Return, word for word, every line that follows.

Records from a collection:
------------------------------------------------

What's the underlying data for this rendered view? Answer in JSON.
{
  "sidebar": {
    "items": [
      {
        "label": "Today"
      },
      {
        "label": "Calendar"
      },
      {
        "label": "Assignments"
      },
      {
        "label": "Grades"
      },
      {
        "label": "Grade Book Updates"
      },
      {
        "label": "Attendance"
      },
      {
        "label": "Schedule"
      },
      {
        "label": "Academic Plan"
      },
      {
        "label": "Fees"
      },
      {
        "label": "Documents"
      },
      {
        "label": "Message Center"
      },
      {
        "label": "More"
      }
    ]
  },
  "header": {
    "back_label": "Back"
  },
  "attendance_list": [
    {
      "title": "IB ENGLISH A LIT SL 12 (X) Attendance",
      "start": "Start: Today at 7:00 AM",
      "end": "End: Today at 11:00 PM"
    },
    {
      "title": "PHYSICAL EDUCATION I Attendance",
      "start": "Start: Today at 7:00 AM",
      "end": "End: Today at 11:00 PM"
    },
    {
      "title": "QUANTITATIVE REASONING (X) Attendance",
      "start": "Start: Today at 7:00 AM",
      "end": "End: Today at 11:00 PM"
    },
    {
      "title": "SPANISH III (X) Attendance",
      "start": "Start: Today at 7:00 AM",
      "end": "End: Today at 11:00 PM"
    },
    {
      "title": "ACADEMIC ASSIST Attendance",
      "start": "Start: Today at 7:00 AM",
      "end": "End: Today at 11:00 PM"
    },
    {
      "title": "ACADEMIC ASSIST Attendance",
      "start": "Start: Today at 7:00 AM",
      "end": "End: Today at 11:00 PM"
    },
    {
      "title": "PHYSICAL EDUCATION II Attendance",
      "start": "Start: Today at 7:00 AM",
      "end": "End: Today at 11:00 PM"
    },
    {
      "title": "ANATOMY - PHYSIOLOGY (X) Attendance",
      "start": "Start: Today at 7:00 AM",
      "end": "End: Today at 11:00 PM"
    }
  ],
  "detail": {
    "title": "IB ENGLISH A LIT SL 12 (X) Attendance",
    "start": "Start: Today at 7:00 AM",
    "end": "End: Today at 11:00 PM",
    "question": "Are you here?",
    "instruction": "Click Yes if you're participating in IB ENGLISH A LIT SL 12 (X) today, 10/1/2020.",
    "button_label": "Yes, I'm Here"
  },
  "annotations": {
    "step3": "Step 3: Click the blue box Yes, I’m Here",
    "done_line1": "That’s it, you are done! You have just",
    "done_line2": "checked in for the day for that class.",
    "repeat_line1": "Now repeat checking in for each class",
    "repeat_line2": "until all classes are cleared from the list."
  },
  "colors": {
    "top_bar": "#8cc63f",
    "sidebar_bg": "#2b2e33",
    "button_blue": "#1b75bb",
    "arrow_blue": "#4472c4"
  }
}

------------------------------------------------

In response:
What's the underlying data for this rendered view? Answer in JSON.
{
  "sidebar": {
    "items": [
      {
        "label": "Today"
      },
      {
        "label": "Calendar"
      },
      {
        "label": "Assignments"
      },
      {
        "label": "Grades"
      },
      {
        "label": "Grade Book Updates"
      },
      {
        "label": "Attendance"
      },
      {
        "label": "Schedule"
      },
      {
        "label": "Academic Plan"
      },
      {
        "label": "Fees"
      },
      {
        "label": "Documents"
      },
      {
        "label": "Message Center"
      },
      {
        "label": "More"
      }
    ]
  },
  "header": {
    "back_label": "Back"
  },
  "attendance_list": [
    {
      "title": "IB ENGLISH A LIT SL 12 (X) Attendance",
      "start": "Start: Today at 7:00 AM",
      "end": "End: Today at 11:00 PM"
    },
    {
      "title": "PHYSICAL EDUCATION I Attendance",
      "start": "Start: Today at 7:00 AM",
      "end": "End: Today at 11:00 PM"
    },
    {
      "title": "QUANTITATIVE REASONING (X) Attendance",
      "start": "Start: Today at 7:00 AM",
      "end": "End: Today at 11:00 PM"
    },
    {
      "title": "SPANISH III (X) Attendance",
      "start": "Start: Today at 7:00 AM",
      "end": "End: Today at 11:00 PM"
    },
    {
      "title": "ACADEMIC ASSIST Attendance",
      "start": "Start: Today at 7:00 AM",
      "end": "End: Today at 11:00 PM"
    },
    {
      "title": "ACADEMIC ASSIST Attendance",
      "start": "Start: Today at 7:00 AM",
      "end": "End: Today at 11:00 PM"
    },
    {
      "title": "PHYSICAL EDUCATION II Attendance",
      "start": "Start: Today at 7:00 AM",
      "end": "End: Today at 11:00 PM"
    },
    {
      "title": "ANATOMY - PHYSIOLOGY (X) Attendance",
      "start": "Start: Today at 7:00 AM",
      "end": "End: Today at 11:00 PM"
    }
  ],
  "detail": {
    "title": "IB ENGLISH A LIT SL 12 (X) Attendance",
    "start": "Start: Today at 7:00 AM",
    "end": "End: Today at 11:00 PM",
    "question": "Are you here?",
    "instruction": "Click Yes if you're participating in IB ENGLISH A LIT SL 12 (X) today, 10/1/2020.",
    "button_label": "Yes, I'm Here"
  },
  "annotations": {
    "step3": "Step 3: Click the blue box Yes, I’m Here",
    "done_line1": "That’s it, you are done! You have just",
    "done_line2": "checked in for the day for that class.",
    "repeat_line1": "Now repeat checking in for each class",
    "repeat_line2": "until all classes are cleared from the list."
  },
  "colors": {
    "top_bar": "#8cc63f",
    "sidebar_bg": "#2b2e33",
    "button_blue": "#1b75bb",
    "arrow_blue": "#4472c4"
  }
}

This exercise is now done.